• _STATED PROBLEM_
Starting at the first line of the material below and ending at the line containing "- Text: Intercept: Intercept: [6, 20, 61, 33]", both included, copy out each line word for word.

::::

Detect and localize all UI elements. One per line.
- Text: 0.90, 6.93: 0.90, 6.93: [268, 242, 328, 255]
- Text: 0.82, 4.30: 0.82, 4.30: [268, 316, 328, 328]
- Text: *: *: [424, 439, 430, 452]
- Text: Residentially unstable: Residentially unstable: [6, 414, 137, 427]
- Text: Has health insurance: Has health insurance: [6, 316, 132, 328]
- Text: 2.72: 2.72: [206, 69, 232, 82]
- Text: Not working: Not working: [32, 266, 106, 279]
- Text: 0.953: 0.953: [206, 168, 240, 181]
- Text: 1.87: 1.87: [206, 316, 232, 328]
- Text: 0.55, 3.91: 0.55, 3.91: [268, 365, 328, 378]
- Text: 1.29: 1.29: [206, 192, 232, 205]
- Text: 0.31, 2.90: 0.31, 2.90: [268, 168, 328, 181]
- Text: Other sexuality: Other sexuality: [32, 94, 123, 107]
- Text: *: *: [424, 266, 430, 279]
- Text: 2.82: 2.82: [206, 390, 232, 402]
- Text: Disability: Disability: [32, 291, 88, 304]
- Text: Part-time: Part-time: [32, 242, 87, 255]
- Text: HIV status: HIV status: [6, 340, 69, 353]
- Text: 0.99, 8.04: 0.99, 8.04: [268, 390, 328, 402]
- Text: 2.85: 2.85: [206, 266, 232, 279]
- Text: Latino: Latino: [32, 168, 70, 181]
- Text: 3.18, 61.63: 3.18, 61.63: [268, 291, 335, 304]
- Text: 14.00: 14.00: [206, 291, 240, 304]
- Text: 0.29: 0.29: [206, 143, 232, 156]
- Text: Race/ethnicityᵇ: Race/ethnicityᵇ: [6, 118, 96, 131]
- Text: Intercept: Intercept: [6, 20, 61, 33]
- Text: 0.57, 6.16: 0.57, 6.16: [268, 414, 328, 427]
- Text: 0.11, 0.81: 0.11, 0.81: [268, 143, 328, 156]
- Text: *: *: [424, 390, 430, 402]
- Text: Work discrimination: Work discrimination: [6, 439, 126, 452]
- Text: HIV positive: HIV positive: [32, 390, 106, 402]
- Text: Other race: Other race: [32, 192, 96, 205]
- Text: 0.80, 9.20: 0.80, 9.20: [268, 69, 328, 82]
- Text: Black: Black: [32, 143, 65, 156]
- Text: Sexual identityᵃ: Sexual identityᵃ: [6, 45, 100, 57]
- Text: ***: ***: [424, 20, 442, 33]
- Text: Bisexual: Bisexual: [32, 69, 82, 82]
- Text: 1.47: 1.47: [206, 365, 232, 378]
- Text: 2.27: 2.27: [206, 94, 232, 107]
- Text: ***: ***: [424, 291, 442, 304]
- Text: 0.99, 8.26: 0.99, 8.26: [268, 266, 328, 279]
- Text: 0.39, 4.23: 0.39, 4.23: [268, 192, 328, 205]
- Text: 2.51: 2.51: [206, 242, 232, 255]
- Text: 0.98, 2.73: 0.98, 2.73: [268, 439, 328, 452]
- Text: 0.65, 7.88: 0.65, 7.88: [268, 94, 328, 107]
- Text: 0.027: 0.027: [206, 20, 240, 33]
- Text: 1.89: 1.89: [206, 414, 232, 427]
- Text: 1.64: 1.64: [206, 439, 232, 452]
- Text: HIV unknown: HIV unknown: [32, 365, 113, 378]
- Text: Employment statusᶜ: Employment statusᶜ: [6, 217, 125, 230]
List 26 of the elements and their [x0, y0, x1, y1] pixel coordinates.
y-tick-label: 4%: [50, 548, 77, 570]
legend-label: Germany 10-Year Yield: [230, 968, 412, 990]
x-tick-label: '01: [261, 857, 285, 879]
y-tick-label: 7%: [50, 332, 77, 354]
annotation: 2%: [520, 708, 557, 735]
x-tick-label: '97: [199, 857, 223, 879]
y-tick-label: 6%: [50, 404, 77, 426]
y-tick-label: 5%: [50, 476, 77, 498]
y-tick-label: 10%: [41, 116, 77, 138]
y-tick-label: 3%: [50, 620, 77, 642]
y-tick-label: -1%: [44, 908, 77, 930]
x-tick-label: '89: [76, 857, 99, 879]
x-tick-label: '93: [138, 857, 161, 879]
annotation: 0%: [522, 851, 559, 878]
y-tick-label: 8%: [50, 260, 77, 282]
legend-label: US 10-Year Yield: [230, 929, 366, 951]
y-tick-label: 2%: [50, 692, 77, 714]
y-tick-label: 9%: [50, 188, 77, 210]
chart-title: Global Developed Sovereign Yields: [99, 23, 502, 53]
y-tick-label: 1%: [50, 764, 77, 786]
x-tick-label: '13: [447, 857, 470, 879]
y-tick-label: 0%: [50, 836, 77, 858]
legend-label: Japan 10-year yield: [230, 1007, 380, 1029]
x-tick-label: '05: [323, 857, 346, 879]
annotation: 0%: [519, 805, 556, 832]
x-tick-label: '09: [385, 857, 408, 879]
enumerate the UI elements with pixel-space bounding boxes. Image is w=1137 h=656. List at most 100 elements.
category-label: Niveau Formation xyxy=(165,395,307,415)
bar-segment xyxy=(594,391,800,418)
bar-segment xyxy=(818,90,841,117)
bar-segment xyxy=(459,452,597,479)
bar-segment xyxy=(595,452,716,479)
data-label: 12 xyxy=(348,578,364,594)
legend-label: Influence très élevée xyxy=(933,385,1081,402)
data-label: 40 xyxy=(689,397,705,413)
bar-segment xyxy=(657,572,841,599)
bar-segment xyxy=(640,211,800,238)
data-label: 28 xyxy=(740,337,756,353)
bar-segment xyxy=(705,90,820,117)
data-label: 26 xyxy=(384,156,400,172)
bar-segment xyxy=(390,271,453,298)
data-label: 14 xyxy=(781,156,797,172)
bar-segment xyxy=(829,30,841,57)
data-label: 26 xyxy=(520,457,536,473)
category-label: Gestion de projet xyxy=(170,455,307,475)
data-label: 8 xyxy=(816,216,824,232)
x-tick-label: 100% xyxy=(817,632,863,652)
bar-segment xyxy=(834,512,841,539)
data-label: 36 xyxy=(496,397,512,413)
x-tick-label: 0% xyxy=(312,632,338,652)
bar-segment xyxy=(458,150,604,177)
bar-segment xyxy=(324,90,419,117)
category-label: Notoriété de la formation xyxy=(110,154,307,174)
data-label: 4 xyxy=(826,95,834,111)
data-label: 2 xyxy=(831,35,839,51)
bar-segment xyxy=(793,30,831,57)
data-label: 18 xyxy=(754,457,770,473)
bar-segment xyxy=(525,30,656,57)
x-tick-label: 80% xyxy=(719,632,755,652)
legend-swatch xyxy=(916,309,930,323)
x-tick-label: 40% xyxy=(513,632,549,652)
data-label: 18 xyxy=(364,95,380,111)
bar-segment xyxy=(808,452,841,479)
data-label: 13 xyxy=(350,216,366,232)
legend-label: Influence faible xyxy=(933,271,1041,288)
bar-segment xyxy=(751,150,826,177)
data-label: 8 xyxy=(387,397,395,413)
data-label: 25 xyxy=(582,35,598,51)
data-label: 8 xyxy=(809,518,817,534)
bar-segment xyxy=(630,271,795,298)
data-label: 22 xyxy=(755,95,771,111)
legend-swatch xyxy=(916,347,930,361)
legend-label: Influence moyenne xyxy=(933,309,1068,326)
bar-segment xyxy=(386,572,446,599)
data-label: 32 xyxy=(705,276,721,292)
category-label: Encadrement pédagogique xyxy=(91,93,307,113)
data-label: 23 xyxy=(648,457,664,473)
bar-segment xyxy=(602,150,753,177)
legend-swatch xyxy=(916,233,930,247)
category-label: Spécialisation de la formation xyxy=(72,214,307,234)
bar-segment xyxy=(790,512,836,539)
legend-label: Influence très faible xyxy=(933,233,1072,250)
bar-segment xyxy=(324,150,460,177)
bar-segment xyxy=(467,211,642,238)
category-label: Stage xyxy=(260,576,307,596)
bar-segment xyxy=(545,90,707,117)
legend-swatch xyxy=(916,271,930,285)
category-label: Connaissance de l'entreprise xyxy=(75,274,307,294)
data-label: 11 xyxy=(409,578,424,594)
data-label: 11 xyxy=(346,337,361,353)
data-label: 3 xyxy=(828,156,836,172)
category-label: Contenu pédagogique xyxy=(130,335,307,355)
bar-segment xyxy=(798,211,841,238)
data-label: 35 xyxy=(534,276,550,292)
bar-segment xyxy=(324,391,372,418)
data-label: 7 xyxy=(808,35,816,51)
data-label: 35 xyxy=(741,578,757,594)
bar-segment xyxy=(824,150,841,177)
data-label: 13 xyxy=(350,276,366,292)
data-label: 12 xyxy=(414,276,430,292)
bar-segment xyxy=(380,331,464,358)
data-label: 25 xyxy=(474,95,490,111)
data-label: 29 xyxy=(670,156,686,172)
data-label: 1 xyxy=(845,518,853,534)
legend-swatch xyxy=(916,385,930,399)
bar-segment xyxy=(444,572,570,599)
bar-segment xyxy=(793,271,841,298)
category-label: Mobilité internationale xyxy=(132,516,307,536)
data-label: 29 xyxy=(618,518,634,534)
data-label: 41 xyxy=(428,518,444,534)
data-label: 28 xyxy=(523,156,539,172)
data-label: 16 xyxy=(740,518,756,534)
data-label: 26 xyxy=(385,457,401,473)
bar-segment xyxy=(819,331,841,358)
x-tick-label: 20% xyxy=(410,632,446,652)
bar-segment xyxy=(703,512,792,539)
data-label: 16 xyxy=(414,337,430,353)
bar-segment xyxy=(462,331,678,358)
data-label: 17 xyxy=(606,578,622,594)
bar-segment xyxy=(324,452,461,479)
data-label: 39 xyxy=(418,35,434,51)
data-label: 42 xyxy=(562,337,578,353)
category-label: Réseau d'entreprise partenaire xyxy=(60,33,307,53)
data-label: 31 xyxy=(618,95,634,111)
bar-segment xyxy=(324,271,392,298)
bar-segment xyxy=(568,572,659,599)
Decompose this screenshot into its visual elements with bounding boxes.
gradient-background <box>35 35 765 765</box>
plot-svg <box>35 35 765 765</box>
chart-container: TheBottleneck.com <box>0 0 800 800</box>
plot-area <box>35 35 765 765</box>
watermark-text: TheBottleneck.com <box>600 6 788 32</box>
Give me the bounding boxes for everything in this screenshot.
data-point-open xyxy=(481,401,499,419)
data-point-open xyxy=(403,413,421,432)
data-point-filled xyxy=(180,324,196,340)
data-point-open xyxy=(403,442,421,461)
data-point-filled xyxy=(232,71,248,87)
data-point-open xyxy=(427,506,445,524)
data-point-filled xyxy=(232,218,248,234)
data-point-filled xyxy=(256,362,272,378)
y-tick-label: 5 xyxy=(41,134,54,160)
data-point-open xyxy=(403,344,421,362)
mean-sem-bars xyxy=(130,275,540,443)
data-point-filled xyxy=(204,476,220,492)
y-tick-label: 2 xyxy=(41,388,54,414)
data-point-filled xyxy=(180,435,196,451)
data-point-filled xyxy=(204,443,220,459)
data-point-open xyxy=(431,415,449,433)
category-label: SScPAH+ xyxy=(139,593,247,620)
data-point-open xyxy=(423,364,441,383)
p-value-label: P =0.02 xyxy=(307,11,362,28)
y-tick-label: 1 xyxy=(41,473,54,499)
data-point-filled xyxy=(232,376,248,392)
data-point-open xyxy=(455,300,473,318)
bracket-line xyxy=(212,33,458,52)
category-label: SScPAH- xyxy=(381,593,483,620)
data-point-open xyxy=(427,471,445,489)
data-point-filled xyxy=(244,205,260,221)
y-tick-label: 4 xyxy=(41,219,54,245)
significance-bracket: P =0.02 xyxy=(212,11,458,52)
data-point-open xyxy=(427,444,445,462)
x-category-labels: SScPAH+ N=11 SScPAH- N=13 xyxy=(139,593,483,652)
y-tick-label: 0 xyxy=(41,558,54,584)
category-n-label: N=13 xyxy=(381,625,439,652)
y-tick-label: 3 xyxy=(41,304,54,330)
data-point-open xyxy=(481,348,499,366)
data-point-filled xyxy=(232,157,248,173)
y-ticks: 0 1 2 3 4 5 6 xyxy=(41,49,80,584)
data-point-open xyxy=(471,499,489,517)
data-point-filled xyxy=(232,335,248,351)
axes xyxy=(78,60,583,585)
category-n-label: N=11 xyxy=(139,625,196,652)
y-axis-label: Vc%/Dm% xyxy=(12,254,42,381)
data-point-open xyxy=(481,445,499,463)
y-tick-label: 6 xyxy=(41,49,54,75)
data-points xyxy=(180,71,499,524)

::::

• _RESPONSE_
Detect and localize all UI elements. One per line.
- Text: 0.90, 6.93: 0.90, 6.93: [268, 242, 328, 255]
- Text: 0.82, 4.30: 0.82, 4.30: [268, 316, 328, 328]
- Text: *: *: [424, 439, 430, 452]
- Text: Residentially unstable: Residentially unstable: [6, 414, 137, 427]
- Text: Has health insurance: Has health insurance: [6, 316, 132, 328]
- Text: 2.72: 2.72: [206, 69, 232, 82]
- Text: Not working: Not working: [32, 266, 106, 279]
- Text: 0.953: 0.953: [206, 168, 240, 181]
- Text: 1.87: 1.87: [206, 316, 232, 328]
- Text: 0.55, 3.91: 0.55, 3.91: [268, 365, 328, 378]
- Text: 1.29: 1.29: [206, 192, 232, 205]
- Text: 0.31, 2.90: 0.31, 2.90: [268, 168, 328, 181]
- Text: Other sexuality: Other sexuality: [32, 94, 123, 107]
- Text: *: *: [424, 266, 430, 279]
- Text: 2.82: 2.82: [206, 390, 232, 402]
- Text: Disability: Disability: [32, 291, 88, 304]
- Text: Part-time: Part-time: [32, 242, 87, 255]
- Text: HIV status: HIV status: [6, 340, 69, 353]
- Text: 0.99, 8.04: 0.99, 8.04: [268, 390, 328, 402]
- Text: 2.85: 2.85: [206, 266, 232, 279]
- Text: Latino: Latino: [32, 168, 70, 181]
- Text: 3.18, 61.63: 3.18, 61.63: [268, 291, 335, 304]
- Text: 14.00: 14.00: [206, 291, 240, 304]
- Text: 0.29: 0.29: [206, 143, 232, 156]
- Text: Race/ethnicityᵇ: Race/ethnicityᵇ: [6, 118, 96, 131]
- Text: Intercept: Intercept: [6, 20, 61, 33]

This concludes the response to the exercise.